- _WHAT YOU NEED TO DO_: All lines from the line containing "Read out every word on this page." up to and including the last line of the listing below should be echoed exactly; no other lines belong in the response.

═══

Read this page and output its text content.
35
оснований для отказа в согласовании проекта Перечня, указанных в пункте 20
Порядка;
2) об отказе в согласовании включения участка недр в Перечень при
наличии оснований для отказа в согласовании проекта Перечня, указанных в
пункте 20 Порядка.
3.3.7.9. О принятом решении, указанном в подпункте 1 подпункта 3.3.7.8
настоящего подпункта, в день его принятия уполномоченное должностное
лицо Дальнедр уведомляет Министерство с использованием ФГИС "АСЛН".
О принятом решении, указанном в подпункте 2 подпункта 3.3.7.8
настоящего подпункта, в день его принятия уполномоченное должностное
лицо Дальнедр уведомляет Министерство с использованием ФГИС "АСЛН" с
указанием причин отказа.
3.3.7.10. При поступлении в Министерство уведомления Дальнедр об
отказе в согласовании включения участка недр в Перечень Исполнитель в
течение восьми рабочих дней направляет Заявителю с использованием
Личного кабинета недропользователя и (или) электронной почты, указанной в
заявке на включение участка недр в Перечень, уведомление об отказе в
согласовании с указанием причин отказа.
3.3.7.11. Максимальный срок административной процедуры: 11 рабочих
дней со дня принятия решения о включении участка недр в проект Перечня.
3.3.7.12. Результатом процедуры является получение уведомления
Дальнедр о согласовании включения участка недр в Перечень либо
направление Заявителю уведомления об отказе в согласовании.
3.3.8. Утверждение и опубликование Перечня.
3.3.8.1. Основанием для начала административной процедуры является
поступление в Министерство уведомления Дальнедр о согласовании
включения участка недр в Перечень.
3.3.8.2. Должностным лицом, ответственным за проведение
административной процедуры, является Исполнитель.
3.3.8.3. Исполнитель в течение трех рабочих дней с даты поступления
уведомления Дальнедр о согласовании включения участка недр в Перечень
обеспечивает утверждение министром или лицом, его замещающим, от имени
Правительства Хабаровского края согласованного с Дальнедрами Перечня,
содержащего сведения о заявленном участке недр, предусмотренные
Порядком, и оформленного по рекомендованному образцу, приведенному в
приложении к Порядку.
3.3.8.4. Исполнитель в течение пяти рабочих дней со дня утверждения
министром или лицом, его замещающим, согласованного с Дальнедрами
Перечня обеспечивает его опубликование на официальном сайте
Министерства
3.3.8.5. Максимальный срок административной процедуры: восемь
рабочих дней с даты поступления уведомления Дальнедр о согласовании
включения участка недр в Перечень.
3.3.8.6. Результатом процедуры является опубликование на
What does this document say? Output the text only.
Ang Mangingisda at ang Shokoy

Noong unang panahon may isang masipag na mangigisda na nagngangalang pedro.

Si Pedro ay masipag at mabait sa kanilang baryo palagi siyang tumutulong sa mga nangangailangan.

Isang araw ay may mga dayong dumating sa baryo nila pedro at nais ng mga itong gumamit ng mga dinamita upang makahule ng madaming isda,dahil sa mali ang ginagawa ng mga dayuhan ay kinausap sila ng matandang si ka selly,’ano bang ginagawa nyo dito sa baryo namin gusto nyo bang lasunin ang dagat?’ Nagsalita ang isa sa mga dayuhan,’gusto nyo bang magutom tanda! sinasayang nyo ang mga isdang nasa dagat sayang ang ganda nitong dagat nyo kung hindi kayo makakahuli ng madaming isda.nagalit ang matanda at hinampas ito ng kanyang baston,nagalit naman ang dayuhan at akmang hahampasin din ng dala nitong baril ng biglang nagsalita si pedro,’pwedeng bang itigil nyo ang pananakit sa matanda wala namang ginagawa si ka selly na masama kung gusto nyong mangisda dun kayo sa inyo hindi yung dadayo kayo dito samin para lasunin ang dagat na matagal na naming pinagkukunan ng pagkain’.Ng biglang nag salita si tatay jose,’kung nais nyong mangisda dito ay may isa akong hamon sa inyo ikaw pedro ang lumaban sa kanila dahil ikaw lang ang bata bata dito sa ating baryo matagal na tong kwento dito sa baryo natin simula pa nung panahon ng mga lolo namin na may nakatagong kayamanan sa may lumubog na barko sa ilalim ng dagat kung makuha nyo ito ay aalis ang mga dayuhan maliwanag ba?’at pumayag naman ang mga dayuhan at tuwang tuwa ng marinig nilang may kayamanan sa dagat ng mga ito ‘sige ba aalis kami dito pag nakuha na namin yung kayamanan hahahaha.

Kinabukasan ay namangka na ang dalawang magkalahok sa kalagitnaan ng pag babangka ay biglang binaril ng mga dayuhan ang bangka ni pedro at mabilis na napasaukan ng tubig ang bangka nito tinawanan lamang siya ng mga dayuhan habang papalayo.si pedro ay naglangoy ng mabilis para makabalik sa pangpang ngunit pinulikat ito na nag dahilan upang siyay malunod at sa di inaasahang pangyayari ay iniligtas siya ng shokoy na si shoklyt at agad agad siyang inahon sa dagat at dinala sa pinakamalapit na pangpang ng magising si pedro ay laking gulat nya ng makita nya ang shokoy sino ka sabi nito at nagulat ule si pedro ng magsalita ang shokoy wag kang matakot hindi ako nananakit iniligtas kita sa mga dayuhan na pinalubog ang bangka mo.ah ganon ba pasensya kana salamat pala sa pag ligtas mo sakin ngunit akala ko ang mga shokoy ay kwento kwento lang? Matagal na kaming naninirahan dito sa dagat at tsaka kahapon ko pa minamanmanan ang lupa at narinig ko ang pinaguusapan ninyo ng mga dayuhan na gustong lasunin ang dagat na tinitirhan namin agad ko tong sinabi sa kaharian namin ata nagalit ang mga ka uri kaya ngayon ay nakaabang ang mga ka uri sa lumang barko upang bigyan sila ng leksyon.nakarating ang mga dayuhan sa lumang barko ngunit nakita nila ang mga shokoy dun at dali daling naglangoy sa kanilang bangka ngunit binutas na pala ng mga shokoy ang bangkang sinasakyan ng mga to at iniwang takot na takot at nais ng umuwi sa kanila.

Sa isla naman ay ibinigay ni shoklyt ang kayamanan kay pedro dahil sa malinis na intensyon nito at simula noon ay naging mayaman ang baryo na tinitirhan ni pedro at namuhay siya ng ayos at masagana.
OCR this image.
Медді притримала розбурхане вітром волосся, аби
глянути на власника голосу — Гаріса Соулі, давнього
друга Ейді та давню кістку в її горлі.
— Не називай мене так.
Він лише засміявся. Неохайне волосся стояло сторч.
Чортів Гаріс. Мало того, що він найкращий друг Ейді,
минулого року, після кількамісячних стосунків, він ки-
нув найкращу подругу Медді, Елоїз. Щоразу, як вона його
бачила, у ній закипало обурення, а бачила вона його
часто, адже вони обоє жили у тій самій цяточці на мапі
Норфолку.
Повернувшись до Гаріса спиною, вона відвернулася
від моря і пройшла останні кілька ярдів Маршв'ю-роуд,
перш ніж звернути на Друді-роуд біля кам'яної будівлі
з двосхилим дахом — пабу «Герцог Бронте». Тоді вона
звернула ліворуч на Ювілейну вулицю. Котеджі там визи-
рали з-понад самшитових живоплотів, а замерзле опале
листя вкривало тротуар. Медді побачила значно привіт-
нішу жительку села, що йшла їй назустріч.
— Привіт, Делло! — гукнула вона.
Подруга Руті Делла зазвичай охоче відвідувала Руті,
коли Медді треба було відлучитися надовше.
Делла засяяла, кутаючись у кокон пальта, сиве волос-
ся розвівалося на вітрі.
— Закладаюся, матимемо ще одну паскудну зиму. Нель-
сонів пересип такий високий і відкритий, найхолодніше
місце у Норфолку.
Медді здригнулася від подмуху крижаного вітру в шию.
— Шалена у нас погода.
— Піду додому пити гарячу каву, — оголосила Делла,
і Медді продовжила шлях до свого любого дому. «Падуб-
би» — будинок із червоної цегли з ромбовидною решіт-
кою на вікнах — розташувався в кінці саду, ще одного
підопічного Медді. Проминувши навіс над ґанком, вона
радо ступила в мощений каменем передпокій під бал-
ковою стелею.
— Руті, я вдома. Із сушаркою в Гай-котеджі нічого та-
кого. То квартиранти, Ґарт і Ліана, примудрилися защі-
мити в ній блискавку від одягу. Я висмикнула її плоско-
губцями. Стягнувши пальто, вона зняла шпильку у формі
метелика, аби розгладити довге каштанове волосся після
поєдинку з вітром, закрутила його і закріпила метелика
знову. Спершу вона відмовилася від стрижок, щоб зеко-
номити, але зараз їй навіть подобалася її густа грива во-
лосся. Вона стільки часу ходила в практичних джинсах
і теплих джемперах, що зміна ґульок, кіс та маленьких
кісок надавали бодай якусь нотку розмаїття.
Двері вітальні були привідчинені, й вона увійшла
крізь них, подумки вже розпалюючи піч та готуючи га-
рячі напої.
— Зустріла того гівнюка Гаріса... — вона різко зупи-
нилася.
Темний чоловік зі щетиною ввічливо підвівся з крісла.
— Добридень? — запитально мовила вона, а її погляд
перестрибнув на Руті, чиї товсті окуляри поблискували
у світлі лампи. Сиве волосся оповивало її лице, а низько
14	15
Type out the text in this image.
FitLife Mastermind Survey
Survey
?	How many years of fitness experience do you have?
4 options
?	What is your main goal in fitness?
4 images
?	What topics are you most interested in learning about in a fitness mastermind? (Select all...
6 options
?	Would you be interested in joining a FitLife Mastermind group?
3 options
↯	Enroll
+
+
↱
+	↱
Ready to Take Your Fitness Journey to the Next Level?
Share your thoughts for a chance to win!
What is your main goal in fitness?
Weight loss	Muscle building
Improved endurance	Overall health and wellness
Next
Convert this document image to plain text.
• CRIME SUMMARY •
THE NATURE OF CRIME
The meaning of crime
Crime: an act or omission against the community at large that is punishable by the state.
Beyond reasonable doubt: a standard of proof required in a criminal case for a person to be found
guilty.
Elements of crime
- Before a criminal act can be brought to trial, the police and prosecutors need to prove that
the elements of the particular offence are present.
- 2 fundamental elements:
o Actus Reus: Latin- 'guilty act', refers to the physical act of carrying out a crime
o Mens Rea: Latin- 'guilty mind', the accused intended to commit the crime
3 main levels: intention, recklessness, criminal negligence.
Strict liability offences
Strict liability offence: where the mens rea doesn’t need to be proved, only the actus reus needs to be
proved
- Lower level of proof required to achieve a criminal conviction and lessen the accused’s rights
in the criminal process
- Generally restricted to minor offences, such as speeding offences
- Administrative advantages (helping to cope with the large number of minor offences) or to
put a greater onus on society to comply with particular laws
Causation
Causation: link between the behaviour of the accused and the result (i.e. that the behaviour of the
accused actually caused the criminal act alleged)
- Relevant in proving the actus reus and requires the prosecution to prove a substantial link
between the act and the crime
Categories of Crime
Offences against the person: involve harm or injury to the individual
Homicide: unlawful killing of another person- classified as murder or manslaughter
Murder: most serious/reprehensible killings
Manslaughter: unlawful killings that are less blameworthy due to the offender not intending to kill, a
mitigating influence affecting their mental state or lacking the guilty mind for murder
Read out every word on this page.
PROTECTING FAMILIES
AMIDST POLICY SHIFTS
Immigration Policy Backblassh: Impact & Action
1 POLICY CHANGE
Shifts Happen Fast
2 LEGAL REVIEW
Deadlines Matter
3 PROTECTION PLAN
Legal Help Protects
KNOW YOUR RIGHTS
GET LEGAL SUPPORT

═══

- _ANSWER_:
Read out every word on this page.
PROTECTING FAMILIES
AMIDST POLICY SHIFTS
Immigration Policy Backblassh: Impact & Action
1 POLICY CHANGE
Shifts Happen Fast
2 LEGAL REVIEW
Deadlines Matter
3 PROTECTION PLAN
Legal Help Protects
KNOW YOUR RIGHTS
GET LEGAL SUPPORT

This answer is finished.